# WORK TO DO
What you return should match every record exactly, with the images removed.

---------- EXCERPTED RECORDS ----------

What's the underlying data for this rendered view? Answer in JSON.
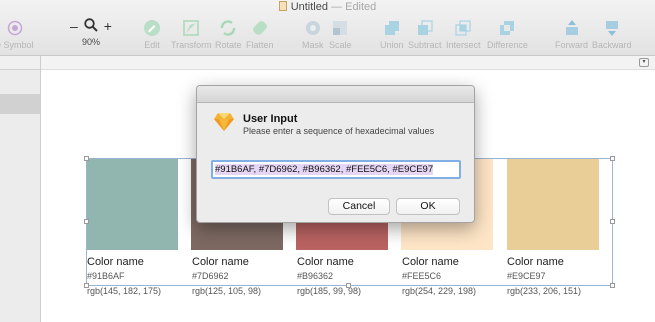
{
  "window": {
    "title": "Untitled",
    "edited_suffix": "— Edited"
  },
  "toolbar": {
    "create_symbol": "e Symbol",
    "zoom_minus": "–",
    "zoom_plus": "+",
    "zoom_level": "90%",
    "items": [
      {
        "label": "Edit"
      },
      {
        "label": "Transform"
      },
      {
        "label": "Rotate"
      },
      {
        "label": "Flatten"
      },
      {
        "label": "Mask"
      },
      {
        "label": "Scale"
      },
      {
        "label": "Union"
      },
      {
        "label": "Subtract"
      },
      {
        "label": "Intersect"
      },
      {
        "label": "Difference"
      },
      {
        "label": "Forward"
      },
      {
        "label": "Backward"
      }
    ]
  },
  "swatches": [
    {
      "name": "Color name",
      "hex": "#91B6AF",
      "rgb": "rgb(145, 182, 175)",
      "color": "#91B6AF"
    },
    {
      "name": "Color name",
      "hex": "#7D6962",
      "rgb": "rgb(125, 105, 98)",
      "color": "#7D6962"
    },
    {
      "name": "Color name",
      "hex": "#B96362",
      "rgb": "rgb(185, 99, 98)",
      "color": "#B96362"
    },
    {
      "name": "Color name",
      "hex": "#FEE5C6",
      "rgb": "rgb(254, 229, 198)",
      "color": "#FEE5C6"
    },
    {
      "name": "Color name",
      "hex": "#E9CE97",
      "rgb": "rgb(233, 206, 151)",
      "color": "#E9CE97"
    }
  ],
  "dialog": {
    "title": "User Input",
    "message": "Please enter a sequence of hexadecimal values",
    "input_value": "#91B6AF, #7D6962, #B96362, #FEE5C6, #E9CE97",
    "cancel_label": "Cancel",
    "ok_label": "OK"
  },
  "colors": {
    "accent": "#82AEE6",
    "selection": "#9AB4D3",
    "input_highlight": "#E6D6F6"
  },
  "icons": {
    "app_icon": "sketch-diamond-icon"
  }
}
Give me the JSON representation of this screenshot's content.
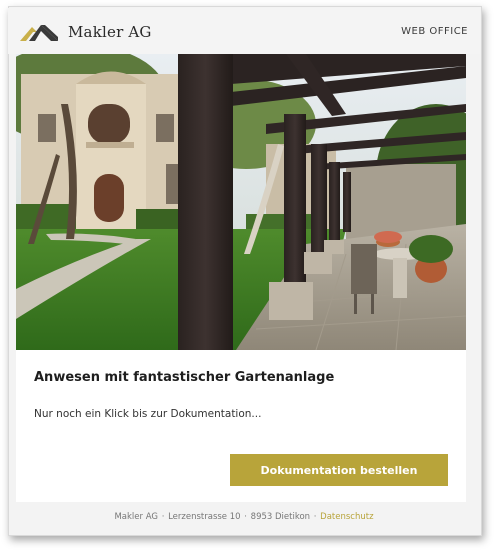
{
  "header": {
    "brand": "Makler AG",
    "logo_icon": "house-roof-logo-icon",
    "web_office_label": "WEB OFFICE"
  },
  "hero": {
    "image": "villa-garden-pergola-photo"
  },
  "content": {
    "title": "Anwesen mit fantastischer Gartenanlage",
    "subtitle": "Nur noch ein Klick bis zur Dokumentation...",
    "cta_label": "Dokumentation bestellen"
  },
  "footer": {
    "company": "Makler AG",
    "separator": "·",
    "address": "Lerzenstrasse 10",
    "city": "8953 Dietikon",
    "privacy_link": "Datenschutz"
  },
  "colors": {
    "accent": "#b8a43a",
    "header_bg": "#f4f4f4",
    "text_dark": "#1e1e1e"
  }
}
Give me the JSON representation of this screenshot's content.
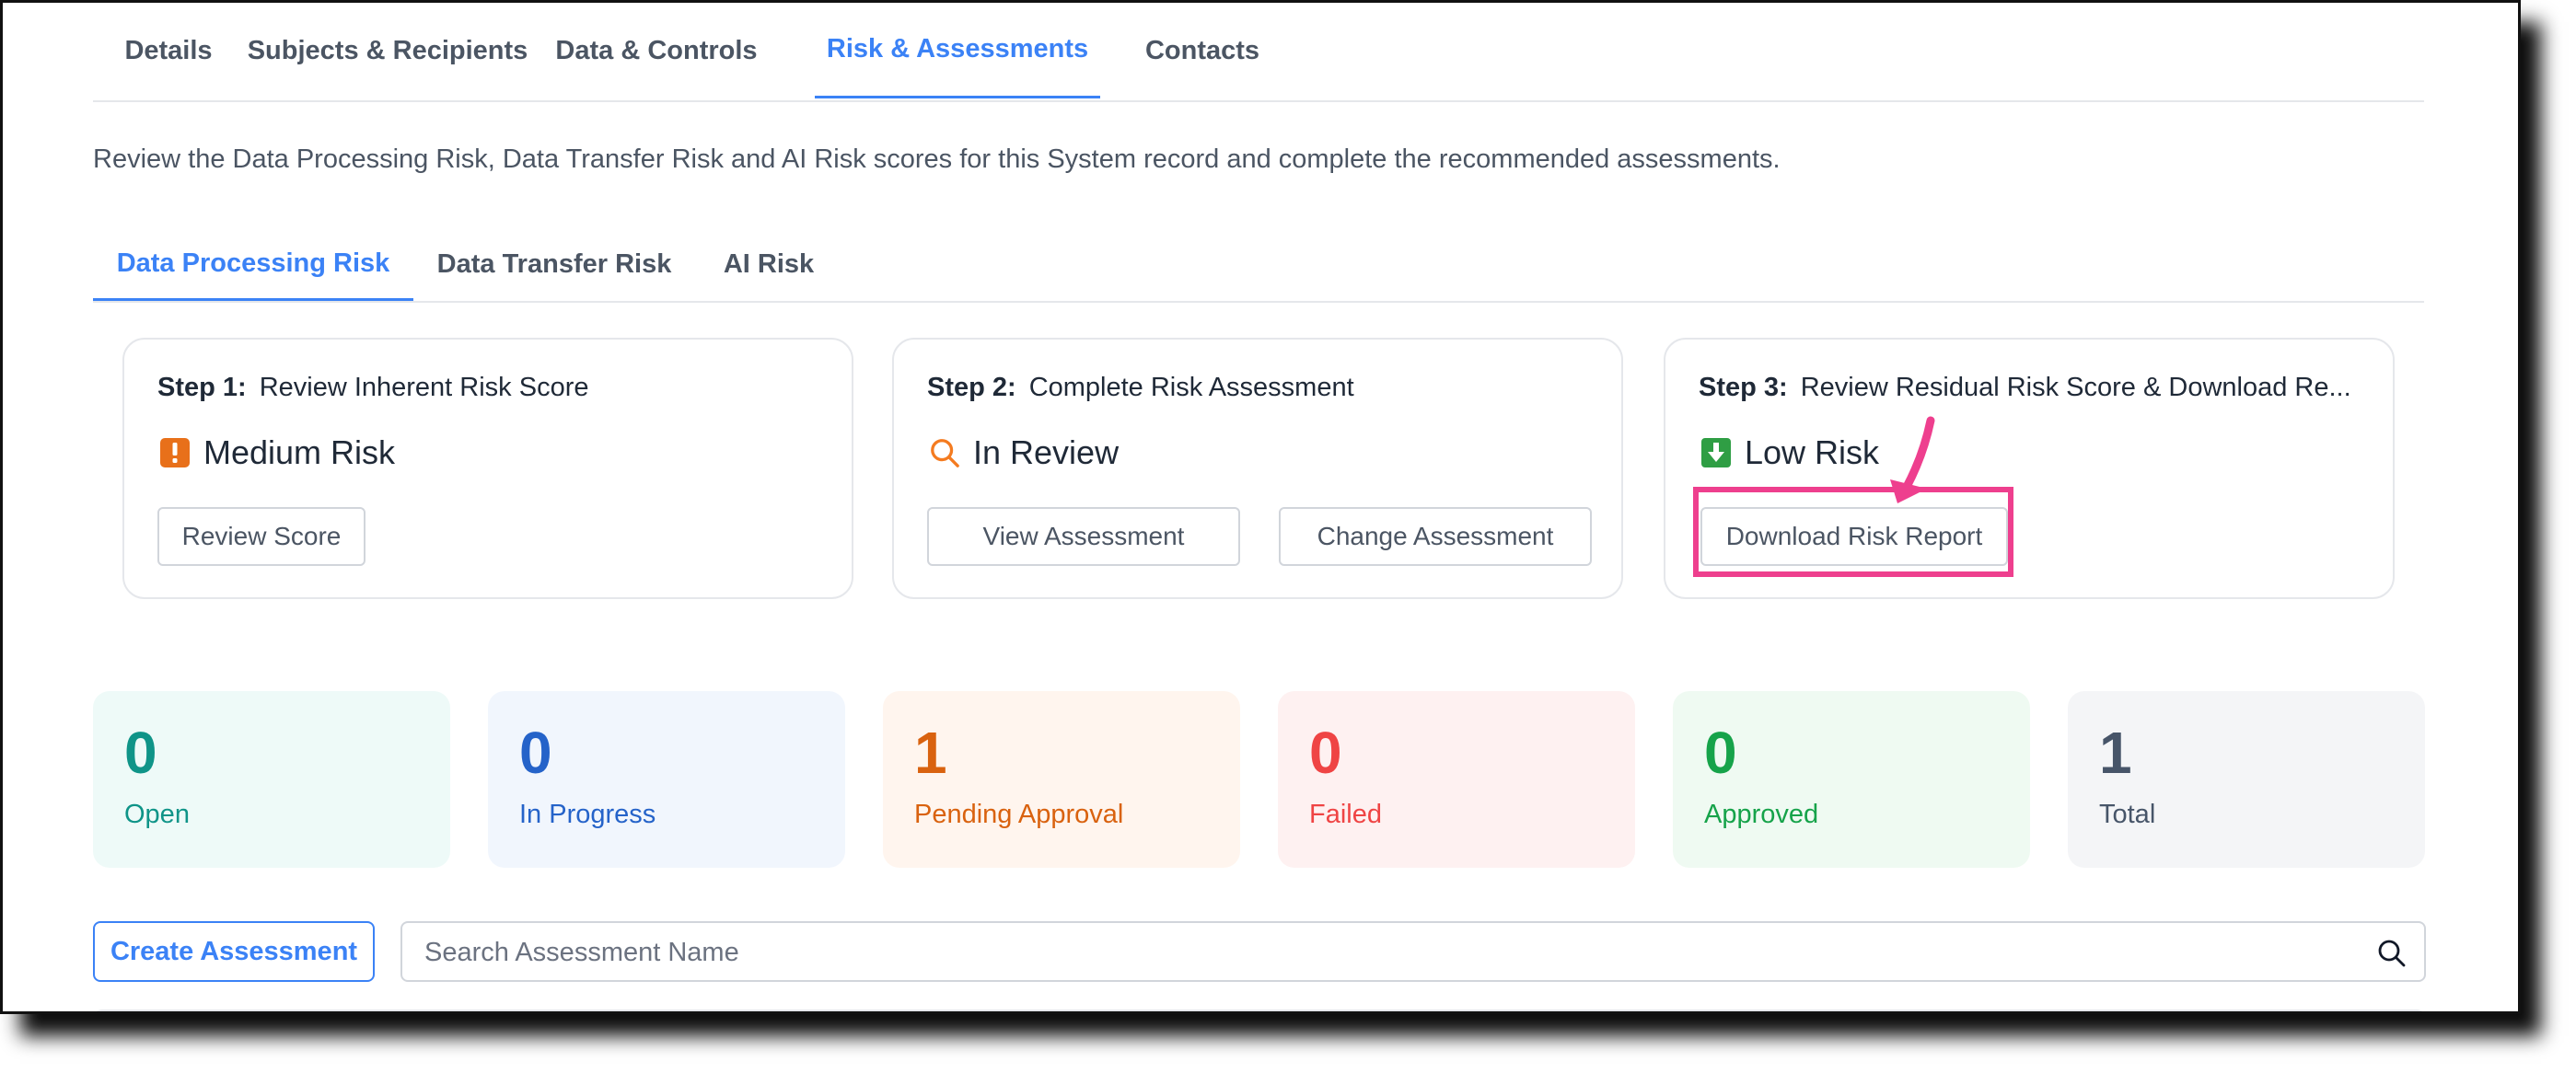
{
  "top_tabs": [
    {
      "label": "Details",
      "active": false
    },
    {
      "label": "Subjects & Recipients",
      "active": false
    },
    {
      "label": "Data & Controls",
      "active": false
    },
    {
      "label": "Risk & Assessments",
      "active": true
    },
    {
      "label": "Contacts",
      "active": false
    }
  ],
  "intro_text": "Review the Data Processing Risk, Data Transfer Risk and AI Risk scores for this System record and complete the recommended assessments.",
  "sub_tabs": [
    {
      "label": "Data Processing Risk",
      "active": true
    },
    {
      "label": "Data Transfer Risk",
      "active": false
    },
    {
      "label": "AI Risk",
      "active": false
    }
  ],
  "steps": [
    {
      "step_label": "Step 1:",
      "title": "Review Inherent Risk Score",
      "status": "Medium Risk",
      "status_icon": "warning-icon",
      "status_color": "#e8701a",
      "buttons": [
        "Review Score"
      ]
    },
    {
      "step_label": "Step 2:",
      "title": "Complete Risk Assessment",
      "status": "In Review",
      "status_icon": "search-icon",
      "status_color": "#f47b20",
      "buttons": [
        "View Assessment",
        "Change Assessment"
      ]
    },
    {
      "step_label": "Step 3:",
      "title": "Review Residual Risk Score & Download Re...",
      "status": "Low Risk",
      "status_icon": "download-icon",
      "status_color": "#2f9e44",
      "buttons": [
        "Download Risk Report"
      ]
    }
  ],
  "stats": [
    {
      "value": "0",
      "label": "Open",
      "color": "#0f9488",
      "bg": "#eefaf8"
    },
    {
      "value": "0",
      "label": "In Progress",
      "color": "#2563c9",
      "bg": "#f1f6fd"
    },
    {
      "value": "1",
      "label": "Pending Approval",
      "color": "#d9620f",
      "bg": "#fff5ee"
    },
    {
      "value": "0",
      "label": "Failed",
      "color": "#ef4444",
      "bg": "#fef1f1"
    },
    {
      "value": "0",
      "label": "Approved",
      "color": "#16a34a",
      "bg": "#effaf2"
    },
    {
      "value": "1",
      "label": "Total",
      "color": "#475569",
      "bg": "#f4f5f7"
    }
  ],
  "create_button_label": "Create Assessment",
  "search": {
    "placeholder": "Search Assessment Name",
    "value": ""
  },
  "annotation_color": "#ee3f8e"
}
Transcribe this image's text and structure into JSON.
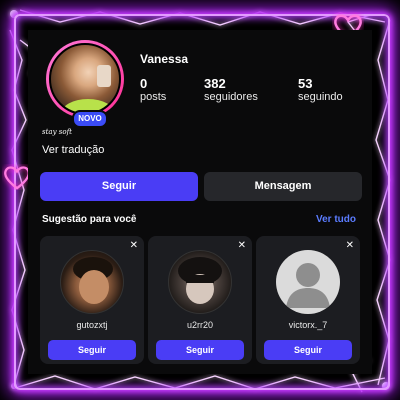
{
  "profile": {
    "username": "Vanessa",
    "badge": "NOVO",
    "bio_script": "stay soft",
    "translate_label": "Ver tradução",
    "stats": [
      {
        "value": "0",
        "label": "posts"
      },
      {
        "value": "382",
        "label": "seguidores"
      },
      {
        "value": "53",
        "label": "seguindo"
      }
    ]
  },
  "actions": {
    "follow_label": "Seguir",
    "message_label": "Mensagem"
  },
  "suggestions": {
    "title": "Sugestão para você",
    "see_all": "Ver tudo",
    "cards": [
      {
        "name": "gutozxtj",
        "button": "Seguir",
        "close": "✕"
      },
      {
        "name": "u2rr20",
        "button": "Seguir",
        "close": "✕"
      },
      {
        "name": "victorx._7",
        "button": "Seguir",
        "close": "✕"
      }
    ]
  },
  "colors": {
    "accent": "#4a3df5",
    "link": "#5b7cff",
    "frame_glow": "#c83cff",
    "new_badge": "#3b4cf7"
  }
}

----------

# TASK OUTPUT
What's the underlying data for this rendered view? Answer in JSON.
{
  "window": {
    "title": "Untitled",
    "edited_suffix": "— Edited"
  },
  "toolbar": {
    "create_symbol": "e Symbol",
    "zoom_minus": "–",
    "zoom_plus": "+",
    "zoom_level": "90%",
    "items": [
      {
        "label": "Edit"
      },
      {
        "label": "Transform"
      },
      {
        "label": "Rotate"
      },
      {
        "label": "Flatten"
      },
      {
        "label": "Mask"
      },
      {
        "label": "Scale"
      },
      {
        "label": "Union"
      },
      {
        "label": "Subtract"
      },
      {
        "label": "Intersect"
      },
      {
        "label": "Difference"
      },
      {
        "label": "Forward"
      },
      {
        "label": "Backward"
      }
    ]
  },
  "swatches": [
    {
      "name": "Color name",
      "hex": "#91B6AF",
      "rgb": "rgb(145, 182, 175)",
      "color": "#91B6AF"
    },
    {
      "name": "Color name",
      "hex": "#7D6962",
      "rgb": "rgb(125, 105, 98)",
      "color": "#7D6962"
    },
    {
      "name": "Color name",
      "hex": "#B96362",
      "rgb": "rgb(185, 99, 98)",
      "color": "#B96362"
    },
    {
      "name": "Color name",
      "hex": "#FEE5C6",
      "rgb": "rgb(254, 229, 198)",
      "color": "#FEE5C6"
    },
    {
      "name": "Color name",
      "hex": "#E9CE97",
      "rgb": "rgb(233, 206, 151)",
      "color": "#E9CE97"
    }
  ],
  "dialog": {
    "title": "User Input",
    "message": "Please enter a sequence of hexadecimal values",
    "input_value": "#91B6AF, #7D6962, #B96362, #FEE5C6, #E9CE97",
    "cancel_label": "Cancel",
    "ok_label": "OK"
  },
  "colors": {
    "accent": "#82AEE6",
    "selection": "#9AB4D3",
    "input_highlight": "#E6D6F6"
  },
  "icons": {
    "app_icon": "sketch-diamond-icon"
  }
}
Give me the JSON representation of this screenshot's content.
{
  "header": {
    "brand": "Makler AG",
    "logo_icon": "house-roof-logo-icon",
    "web_office_label": "WEB OFFICE"
  },
  "hero": {
    "image": "villa-garden-pergola-photo"
  },
  "content": {
    "title": "Anwesen mit fantastischer Gartenanlage",
    "subtitle": "Nur noch ein Klick bis zur Dokumentation...",
    "cta_label": "Dokumentation bestellen"
  },
  "footer": {
    "company": "Makler AG",
    "separator": "·",
    "address": "Lerzenstrasse 10",
    "city": "8953 Dietikon",
    "privacy_link": "Datenschutz"
  },
  "colors": {
    "accent": "#b8a43a",
    "header_bg": "#f4f4f4",
    "text_dark": "#1e1e1e"
  }
}
Give me the JSON representation of this screenshot's content.
{
  "top_tabs": [
    {
      "label": "Details",
      "active": false
    },
    {
      "label": "Subjects & Recipients",
      "active": false
    },
    {
      "label": "Data & Controls",
      "active": false
    },
    {
      "label": "Risk & Assessments",
      "active": true
    },
    {
      "label": "Contacts",
      "active": false
    }
  ],
  "intro_text": "Review the Data Processing Risk, Data Transfer Risk and AI Risk scores for this System record and complete the recommended assessments.",
  "sub_tabs": [
    {
      "label": "Data Processing Risk",
      "active": true
    },
    {
      "label": "Data Transfer Risk",
      "active": false
    },
    {
      "label": "AI Risk",
      "active": false
    }
  ],
  "steps": [
    {
      "step_label": "Step 1:",
      "title": "Review Inherent Risk Score",
      "status": "Medium Risk",
      "status_icon": "warning-icon",
      "status_color": "#e8701a",
      "buttons": [
        "Review Score"
      ]
    },
    {
      "step_label": "Step 2:",
      "title": "Complete Risk Assessment",
      "status": "In Review",
      "status_icon": "search-icon",
      "status_color": "#f47b20",
      "buttons": [
        "View Assessment",
        "Change Assessment"
      ]
    },
    {
      "step_label": "Step 3:",
      "title": "Review Residual Risk Score & Download Re...",
      "status": "Low Risk",
      "status_icon": "download-icon",
      "status_color": "#2f9e44",
      "buttons": [
        "Download Risk Report"
      ]
    }
  ],
  "stats": [
    {
      "value": "0",
      "label": "Open",
      "color": "#0f9488",
      "bg": "#eefaf8"
    },
    {
      "value": "0",
      "label": "In Progress",
      "color": "#2563c9",
      "bg": "#f1f6fd"
    },
    {
      "value": "1",
      "label": "Pending Approval",
      "color": "#d9620f",
      "bg": "#fff5ee"
    },
    {
      "value": "0",
      "label": "Failed",
      "color": "#ef4444",
      "bg": "#fef1f1"
    },
    {
      "value": "0",
      "label": "Approved",
      "color": "#16a34a",
      "bg": "#effaf2"
    },
    {
      "value": "1",
      "label": "Total",
      "color": "#475569",
      "bg": "#f4f5f7"
    }
  ],
  "create_button_label": "Create Assessment",
  "search": {
    "placeholder": "Search Assessment Name",
    "value": ""
  },
  "annotation_color": "#ee3f8e"
}
Transcribe this image's text and structure into JSON.
{
  "profile": {
    "username": "Vanessa",
    "badge": "NOVO",
    "bio_script": "stay soft",
    "translate_label": "Ver tradução",
    "stats": [
      {
        "value": "0",
        "label": "posts"
      },
      {
        "value": "382",
        "label": "seguidores"
      },
      {
        "value": "53",
        "label": "seguindo"
      }
    ]
  },
  "actions": {
    "follow_label": "Seguir",
    "message_label": "Mensagem"
  },
  "suggestions": {
    "title": "Sugestão para você",
    "see_all": "Ver tudo",
    "cards": [
      {
        "name": "gutozxtj",
        "button": "Seguir",
        "close": "✕"
      },
      {
        "name": "u2rr20",
        "button": "Seguir",
        "close": "✕"
      },
      {
        "name": "victorx._7",
        "button": "Seguir",
        "close": "✕"
      }
    ]
  },
  "colors": {
    "accent": "#4a3df5",
    "link": "#5b7cff",
    "frame_glow": "#c83cff",
    "new_badge": "#3b4cf7"
  }
}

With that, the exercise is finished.